** TASK PROMPT **
Convert the lines from the one containing "Output each element" through the one containing "Point bbox=[391, 277, 413, 291]", both included, into a Markdown table with the columns "Row" and "Line", leaving out any blank lines.

** RECORDS SHOWN **
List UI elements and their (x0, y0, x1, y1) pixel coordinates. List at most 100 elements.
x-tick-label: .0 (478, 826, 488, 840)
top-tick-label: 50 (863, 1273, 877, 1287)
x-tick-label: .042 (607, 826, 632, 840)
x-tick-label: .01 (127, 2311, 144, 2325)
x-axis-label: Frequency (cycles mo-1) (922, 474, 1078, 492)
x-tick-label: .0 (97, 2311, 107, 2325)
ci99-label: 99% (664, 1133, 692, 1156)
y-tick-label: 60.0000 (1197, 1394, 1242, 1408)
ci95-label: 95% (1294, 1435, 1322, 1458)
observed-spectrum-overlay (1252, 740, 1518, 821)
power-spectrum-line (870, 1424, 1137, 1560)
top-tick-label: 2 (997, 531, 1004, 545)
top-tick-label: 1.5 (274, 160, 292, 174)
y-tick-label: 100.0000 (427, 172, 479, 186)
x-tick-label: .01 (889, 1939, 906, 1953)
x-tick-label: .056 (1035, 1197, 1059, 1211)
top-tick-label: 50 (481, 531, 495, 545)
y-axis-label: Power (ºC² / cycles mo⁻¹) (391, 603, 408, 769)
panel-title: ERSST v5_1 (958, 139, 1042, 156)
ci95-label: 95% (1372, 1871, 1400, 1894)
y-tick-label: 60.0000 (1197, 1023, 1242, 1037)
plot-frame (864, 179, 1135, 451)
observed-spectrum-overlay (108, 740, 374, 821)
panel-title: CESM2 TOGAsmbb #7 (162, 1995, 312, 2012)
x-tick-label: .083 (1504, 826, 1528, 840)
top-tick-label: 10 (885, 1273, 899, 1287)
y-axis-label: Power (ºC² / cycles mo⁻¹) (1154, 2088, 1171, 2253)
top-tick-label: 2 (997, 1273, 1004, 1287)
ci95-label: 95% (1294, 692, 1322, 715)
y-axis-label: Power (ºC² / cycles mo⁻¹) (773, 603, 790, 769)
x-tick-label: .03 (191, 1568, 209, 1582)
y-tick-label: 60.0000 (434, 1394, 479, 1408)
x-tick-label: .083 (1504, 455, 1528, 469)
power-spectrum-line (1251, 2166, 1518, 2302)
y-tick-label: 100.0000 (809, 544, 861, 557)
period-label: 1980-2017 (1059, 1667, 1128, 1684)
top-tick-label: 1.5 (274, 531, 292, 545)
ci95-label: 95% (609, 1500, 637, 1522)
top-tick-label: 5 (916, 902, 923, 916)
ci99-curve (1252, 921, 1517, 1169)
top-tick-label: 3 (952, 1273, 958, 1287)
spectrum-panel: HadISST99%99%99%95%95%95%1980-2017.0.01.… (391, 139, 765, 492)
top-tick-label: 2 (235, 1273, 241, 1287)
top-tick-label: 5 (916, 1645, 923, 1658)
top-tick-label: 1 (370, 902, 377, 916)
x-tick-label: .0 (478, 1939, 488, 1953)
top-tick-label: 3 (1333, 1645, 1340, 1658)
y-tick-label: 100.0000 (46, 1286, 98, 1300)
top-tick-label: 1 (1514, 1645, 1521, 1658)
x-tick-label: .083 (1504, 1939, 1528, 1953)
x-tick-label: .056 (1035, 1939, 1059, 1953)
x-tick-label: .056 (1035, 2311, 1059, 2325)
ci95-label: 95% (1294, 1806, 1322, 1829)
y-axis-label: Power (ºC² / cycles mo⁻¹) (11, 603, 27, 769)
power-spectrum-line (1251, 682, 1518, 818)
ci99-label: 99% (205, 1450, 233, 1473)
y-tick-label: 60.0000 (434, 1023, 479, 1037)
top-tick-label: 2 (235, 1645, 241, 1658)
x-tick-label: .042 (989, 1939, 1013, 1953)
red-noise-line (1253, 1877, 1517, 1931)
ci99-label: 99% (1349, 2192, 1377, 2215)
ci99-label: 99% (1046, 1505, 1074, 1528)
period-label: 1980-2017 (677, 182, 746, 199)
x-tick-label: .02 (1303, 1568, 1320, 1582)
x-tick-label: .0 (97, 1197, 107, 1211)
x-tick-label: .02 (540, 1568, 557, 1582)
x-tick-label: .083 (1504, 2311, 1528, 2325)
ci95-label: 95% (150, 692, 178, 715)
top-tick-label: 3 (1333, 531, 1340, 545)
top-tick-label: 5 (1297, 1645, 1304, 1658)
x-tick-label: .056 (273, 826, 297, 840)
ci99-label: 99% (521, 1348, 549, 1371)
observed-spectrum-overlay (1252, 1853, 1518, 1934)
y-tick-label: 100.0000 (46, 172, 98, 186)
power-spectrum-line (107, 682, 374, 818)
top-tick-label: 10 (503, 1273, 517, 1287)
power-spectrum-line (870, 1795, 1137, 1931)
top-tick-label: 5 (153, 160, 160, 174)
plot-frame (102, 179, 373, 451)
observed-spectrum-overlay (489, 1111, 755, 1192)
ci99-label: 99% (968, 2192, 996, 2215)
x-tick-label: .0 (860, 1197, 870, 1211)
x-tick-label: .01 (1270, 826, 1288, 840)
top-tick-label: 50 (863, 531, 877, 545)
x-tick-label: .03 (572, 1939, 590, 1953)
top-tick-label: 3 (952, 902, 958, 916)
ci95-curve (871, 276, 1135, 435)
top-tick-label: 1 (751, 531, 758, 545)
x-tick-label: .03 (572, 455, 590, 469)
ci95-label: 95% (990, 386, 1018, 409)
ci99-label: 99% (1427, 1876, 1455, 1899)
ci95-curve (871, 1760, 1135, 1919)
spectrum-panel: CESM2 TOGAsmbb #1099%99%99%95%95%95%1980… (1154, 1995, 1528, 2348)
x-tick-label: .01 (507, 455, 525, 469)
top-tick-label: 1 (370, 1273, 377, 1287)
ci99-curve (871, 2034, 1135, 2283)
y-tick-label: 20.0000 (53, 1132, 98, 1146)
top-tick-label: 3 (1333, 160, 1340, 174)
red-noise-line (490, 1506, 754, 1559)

---

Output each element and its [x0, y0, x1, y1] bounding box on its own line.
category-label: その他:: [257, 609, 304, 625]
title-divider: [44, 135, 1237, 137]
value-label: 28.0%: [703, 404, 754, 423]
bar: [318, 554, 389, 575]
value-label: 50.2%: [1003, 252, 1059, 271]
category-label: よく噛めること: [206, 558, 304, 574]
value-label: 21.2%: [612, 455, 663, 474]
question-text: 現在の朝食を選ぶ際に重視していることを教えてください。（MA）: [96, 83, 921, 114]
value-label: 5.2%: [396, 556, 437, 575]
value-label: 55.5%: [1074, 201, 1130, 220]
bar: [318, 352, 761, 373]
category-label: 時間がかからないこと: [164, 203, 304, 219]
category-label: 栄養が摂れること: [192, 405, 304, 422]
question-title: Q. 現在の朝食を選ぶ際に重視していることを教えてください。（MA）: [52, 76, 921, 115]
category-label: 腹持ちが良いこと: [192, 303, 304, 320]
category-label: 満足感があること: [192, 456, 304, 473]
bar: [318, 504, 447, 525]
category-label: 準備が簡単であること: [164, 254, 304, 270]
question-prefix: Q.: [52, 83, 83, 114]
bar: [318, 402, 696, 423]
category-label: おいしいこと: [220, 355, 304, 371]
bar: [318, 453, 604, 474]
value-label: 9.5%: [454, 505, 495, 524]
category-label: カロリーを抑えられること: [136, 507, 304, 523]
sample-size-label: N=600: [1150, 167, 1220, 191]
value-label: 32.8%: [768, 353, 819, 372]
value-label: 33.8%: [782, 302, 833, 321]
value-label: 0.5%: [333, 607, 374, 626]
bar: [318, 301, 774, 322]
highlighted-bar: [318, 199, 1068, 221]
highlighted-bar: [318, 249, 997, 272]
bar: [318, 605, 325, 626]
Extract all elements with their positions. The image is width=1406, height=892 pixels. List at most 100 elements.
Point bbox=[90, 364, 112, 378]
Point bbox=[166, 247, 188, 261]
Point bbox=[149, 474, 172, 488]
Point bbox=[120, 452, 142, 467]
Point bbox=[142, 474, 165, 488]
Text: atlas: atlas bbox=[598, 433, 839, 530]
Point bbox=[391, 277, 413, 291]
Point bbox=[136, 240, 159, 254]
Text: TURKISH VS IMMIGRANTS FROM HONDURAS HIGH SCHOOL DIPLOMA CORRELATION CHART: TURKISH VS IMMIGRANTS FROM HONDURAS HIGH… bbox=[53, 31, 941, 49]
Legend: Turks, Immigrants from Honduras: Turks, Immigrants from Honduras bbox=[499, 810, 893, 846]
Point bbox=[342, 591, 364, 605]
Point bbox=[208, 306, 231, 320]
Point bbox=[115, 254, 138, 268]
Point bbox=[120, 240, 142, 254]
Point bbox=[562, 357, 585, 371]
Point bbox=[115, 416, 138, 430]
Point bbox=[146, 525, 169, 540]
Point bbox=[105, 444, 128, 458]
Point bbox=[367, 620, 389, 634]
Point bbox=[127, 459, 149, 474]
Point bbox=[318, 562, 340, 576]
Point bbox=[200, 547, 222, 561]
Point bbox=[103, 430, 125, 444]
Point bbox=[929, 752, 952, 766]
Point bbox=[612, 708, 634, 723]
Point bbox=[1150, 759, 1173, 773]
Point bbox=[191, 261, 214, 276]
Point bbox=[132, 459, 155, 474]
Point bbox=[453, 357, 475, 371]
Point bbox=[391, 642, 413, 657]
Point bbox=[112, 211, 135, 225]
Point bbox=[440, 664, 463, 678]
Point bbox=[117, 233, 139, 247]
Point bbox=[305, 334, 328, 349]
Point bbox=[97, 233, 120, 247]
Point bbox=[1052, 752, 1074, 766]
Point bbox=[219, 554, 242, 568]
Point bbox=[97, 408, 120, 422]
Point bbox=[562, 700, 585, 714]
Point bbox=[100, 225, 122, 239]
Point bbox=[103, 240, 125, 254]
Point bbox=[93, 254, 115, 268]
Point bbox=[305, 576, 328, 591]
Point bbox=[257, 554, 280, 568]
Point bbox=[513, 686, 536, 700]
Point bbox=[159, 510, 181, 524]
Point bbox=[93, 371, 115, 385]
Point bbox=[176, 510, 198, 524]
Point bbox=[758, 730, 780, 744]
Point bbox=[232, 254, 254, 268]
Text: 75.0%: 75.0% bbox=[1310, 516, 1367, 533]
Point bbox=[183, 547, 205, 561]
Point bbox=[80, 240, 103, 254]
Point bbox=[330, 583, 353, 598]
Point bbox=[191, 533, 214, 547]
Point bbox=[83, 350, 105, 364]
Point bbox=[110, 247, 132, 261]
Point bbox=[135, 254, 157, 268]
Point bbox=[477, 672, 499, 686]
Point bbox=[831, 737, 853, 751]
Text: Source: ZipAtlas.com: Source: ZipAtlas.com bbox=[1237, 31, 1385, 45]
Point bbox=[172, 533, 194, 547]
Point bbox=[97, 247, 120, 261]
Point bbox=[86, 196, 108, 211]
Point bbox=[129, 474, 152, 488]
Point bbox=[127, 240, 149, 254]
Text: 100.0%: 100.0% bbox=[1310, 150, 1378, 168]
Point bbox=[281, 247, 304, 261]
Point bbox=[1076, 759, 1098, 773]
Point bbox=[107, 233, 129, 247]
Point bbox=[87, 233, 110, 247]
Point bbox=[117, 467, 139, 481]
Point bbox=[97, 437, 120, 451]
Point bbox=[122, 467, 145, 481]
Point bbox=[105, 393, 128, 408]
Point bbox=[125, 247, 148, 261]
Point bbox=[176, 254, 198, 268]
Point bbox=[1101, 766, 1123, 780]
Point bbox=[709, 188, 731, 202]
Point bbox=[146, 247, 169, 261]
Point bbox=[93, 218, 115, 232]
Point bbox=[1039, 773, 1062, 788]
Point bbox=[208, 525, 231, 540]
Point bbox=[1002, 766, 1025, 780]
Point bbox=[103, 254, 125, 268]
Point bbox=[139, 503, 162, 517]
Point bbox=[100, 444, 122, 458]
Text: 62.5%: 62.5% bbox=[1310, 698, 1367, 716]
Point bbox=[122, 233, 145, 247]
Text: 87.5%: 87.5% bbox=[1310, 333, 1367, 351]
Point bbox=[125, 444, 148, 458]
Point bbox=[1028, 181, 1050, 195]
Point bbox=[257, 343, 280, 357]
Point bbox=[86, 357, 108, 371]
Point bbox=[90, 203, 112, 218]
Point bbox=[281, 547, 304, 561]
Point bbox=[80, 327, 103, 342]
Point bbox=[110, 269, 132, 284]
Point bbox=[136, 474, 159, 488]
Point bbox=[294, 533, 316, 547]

** SOLUTION TO THIS EXERCISE **
| Row | Line |
|---|---|
| 1 | Output each element and its [x0, y0, x1, y1] bounding box on its own line. |
| 2 | category-label: その他:: [257, 609, 304, 625] |
| 3 | title-divider: [44, 135, 1237, 137] |
| 4 | value-label: 28.0%: [703, 404, 754, 423] |
| 5 | bar: [318, 554, 389, 575] |
| 6 | value-label: 50.2%: [1003, 252, 1059, 271] |
| 7 | category-label: よく噛めること: [206, 558, 304, 574] |
| 8 | value-label: 21.2%: [612, 455, 663, 474] |
| 9 | question-text: 現在の朝食を選ぶ際に重視していることを教えてください。（MA）: [96, 83, 921, 114] |
| 10 | value-label: 5.2%: [396, 556, 437, 575] |
| 11 | value-label: 55.5%: [1074, 201, 1130, 220] |
| 12 | bar: [318, 352, 761, 373] |
| 13 | category-label: 時間がかからないこと: [164, 203, 304, 219] |
| 14 | category-label: 栄養が摂れること: [192, 405, 304, 422] |
| 15 | question-title: Q. 現在の朝食を選ぶ際に重視していることを教えてください。（MA）: [52, 76, 921, 115] |
| 16 | category-label: 腹持ちが良いこと: [192, 303, 304, 320] |
| 17 | category-label: 満足感があること: [192, 456, 304, 473] |
| 18 | bar: [318, 504, 447, 525] |
| 19 | category-label: 準備が簡単であること: [164, 254, 304, 270] |
| 20 | question-prefix: Q.: [52, 83, 83, 114] |
| 21 | bar: [318, 402, 696, 423] |
| 22 | category-label: おいしいこと: [220, 355, 304, 371] |
| 23 | bar: [318, 453, 604, 474] |
| 24 | value-label: 9.5%: [454, 505, 495, 524] |
| 25 | category-label: カロリーを抑えられること: [136, 507, 304, 523] |
| 26 | sample-size-label: N=600: [1150, 167, 1220, 191] |
| 27 | value-label: 32.8%: [768, 353, 819, 372] |
| 28 | value-label: 33.8%: [782, 302, 833, 321] |
| 29 | value-label: 0.5%: [333, 607, 374, 626] |
| 30 | bar: [318, 301, 774, 322] |
| 31 | highlighted-bar: [318, 199, 1068, 221] |
| 32 | highlighted-bar: [318, 249, 997, 272] |
| 33 | bar: [318, 605, 325, 626] |
| 34 | Extract all elements with their positions. The image is width=1406, height=892 pixels. List at most 100 elements. |
| 35 | Point bbox=[90, 364, 112, 378] |
| 36 | Point bbox=[166, 247, 188, 261] |
| 37 | Point bbox=[149, 474, 172, 488] |
| 38 | Point bbox=[120, 452, 142, 467] |
| 39 | Point bbox=[142, 474, 165, 488] |
| 40 | Text: atlas: atlas bbox=[598, 433, 839, 530] |
| 41 | Point bbox=[391, 277, 413, 291] |